= Task details =
Please write out the material that follows, exactly as it stands.
** Begin Dataset extract **
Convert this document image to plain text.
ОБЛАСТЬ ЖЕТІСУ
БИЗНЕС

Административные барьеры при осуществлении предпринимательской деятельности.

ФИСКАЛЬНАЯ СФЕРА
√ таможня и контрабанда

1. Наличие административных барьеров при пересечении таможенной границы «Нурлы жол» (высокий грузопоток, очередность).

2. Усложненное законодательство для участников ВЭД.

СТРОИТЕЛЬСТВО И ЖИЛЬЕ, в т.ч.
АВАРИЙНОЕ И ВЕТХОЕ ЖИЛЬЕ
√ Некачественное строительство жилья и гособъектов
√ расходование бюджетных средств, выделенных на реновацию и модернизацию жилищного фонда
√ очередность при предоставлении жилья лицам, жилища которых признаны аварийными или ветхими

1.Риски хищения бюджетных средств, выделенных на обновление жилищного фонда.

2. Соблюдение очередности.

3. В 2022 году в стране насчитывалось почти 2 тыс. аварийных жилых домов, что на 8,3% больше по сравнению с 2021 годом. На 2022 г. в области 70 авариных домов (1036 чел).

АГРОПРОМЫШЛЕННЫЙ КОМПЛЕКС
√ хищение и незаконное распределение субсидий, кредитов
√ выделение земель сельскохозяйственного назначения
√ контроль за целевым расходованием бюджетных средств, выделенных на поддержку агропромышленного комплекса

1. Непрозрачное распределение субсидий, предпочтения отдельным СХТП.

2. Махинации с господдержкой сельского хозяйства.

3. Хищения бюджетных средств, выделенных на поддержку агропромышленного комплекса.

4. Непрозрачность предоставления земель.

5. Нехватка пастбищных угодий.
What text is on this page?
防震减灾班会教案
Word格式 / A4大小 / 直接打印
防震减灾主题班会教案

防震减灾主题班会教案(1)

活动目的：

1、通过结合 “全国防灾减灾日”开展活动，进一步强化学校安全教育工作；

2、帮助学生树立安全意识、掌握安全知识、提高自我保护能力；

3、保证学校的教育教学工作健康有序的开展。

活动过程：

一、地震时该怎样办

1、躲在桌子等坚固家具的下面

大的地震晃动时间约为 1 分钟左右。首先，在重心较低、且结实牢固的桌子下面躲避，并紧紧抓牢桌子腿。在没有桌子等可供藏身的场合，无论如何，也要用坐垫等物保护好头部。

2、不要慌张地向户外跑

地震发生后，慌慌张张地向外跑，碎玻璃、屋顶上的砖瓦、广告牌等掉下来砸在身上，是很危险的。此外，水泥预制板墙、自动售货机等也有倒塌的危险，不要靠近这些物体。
** End Dataset extract **
= Written solution =
Convert this document image to plain text.
ОБЛАСТЬ ЖЕТІСУ
БИЗНЕС

Административные барьеры при осуществлении предпринимательской деятельности.

ФИСКАЛЬНАЯ СФЕРА
√ таможня и контрабанда

1. Наличие административных барьеров при пересечении таможенной границы «Нурлы жол» (высокий грузопоток, очередность).

2. Усложненное законодательство для участников ВЭД.

СТРОИТЕЛЬСТВО И ЖИЛЬЕ, в т.ч.
АВАРИЙНОЕ И ВЕТХОЕ ЖИЛЬЕ
√ Некачественное строительство жилья и гособъектов
√ расходование бюджетных средств, выделенных на реновацию и модернизацию жилищного фонда
√ очередность при предоставлении жилья лицам, жилища которых признаны аварийными или ветхими

1.Риски хищения бюджетных средств, выделенных на обновление жилищного фонда.

2. Соблюдение очередности.

3. В 2022 году в стране насчитывалось почти 2 тыс. аварийных жилых домов, что на 8,3% больше по сравнению с 2021 годом. На 2022 г. в области 70 авариных домов (1036 чел).

АГРОПРОМЫШЛЕННЫЙ КОМПЛЕКС
√ хищение и незаконное распределение субсидий, кредитов
√ выделение земель сельскохозяйственного назначения
√ контроль за целевым расходованием бюджетных средств, выделенных на поддержку агропромышленного комплекса

1. Непрозрачное распределение субсидий, предпочтения отдельным СХТП.

2. Махинации с господдержкой сельского хозяйства.

3. Хищения бюджетных средств, выделенных на поддержку агропромышленного комплекса.

4. Непрозрачность предоставления земель.

5. Нехватка пастбищных угодий.
What text is on this page?
防震减灾班会教案
Word格式 / A4大小 / 直接打印
防震减灾主题班会教案

防震减灾主题班会教案(1)

活动目的：

1、通过结合 “全国防灾减灾日”开展活动，进一步强化学校安全教育工作；

2、帮助学生树立安全意识、掌握安全知识、提高自我保护能力；

3、保证学校的教育教学工作健康有序的开展。

活动过程：

一、地震时该怎样办

1、躲在桌子等坚固家具的下面

大的地震晃动时间约为 1 分钟左右。首先，在重心较低、且结实牢固的桌子下面躲避，并紧紧抓牢桌子腿。在没有桌子等可供藏身的场合，无论如何，也要用坐垫等物保护好头部。

2、不要慌张地向户外跑

地震发生后，慌慌张张地向外跑，碎玻璃、屋顶上的砖瓦、广告牌等掉下来砸在身上，是很危险的。此外，水泥预制板墙、自动售货机等也有倒塌的危险，不要靠近这些物体。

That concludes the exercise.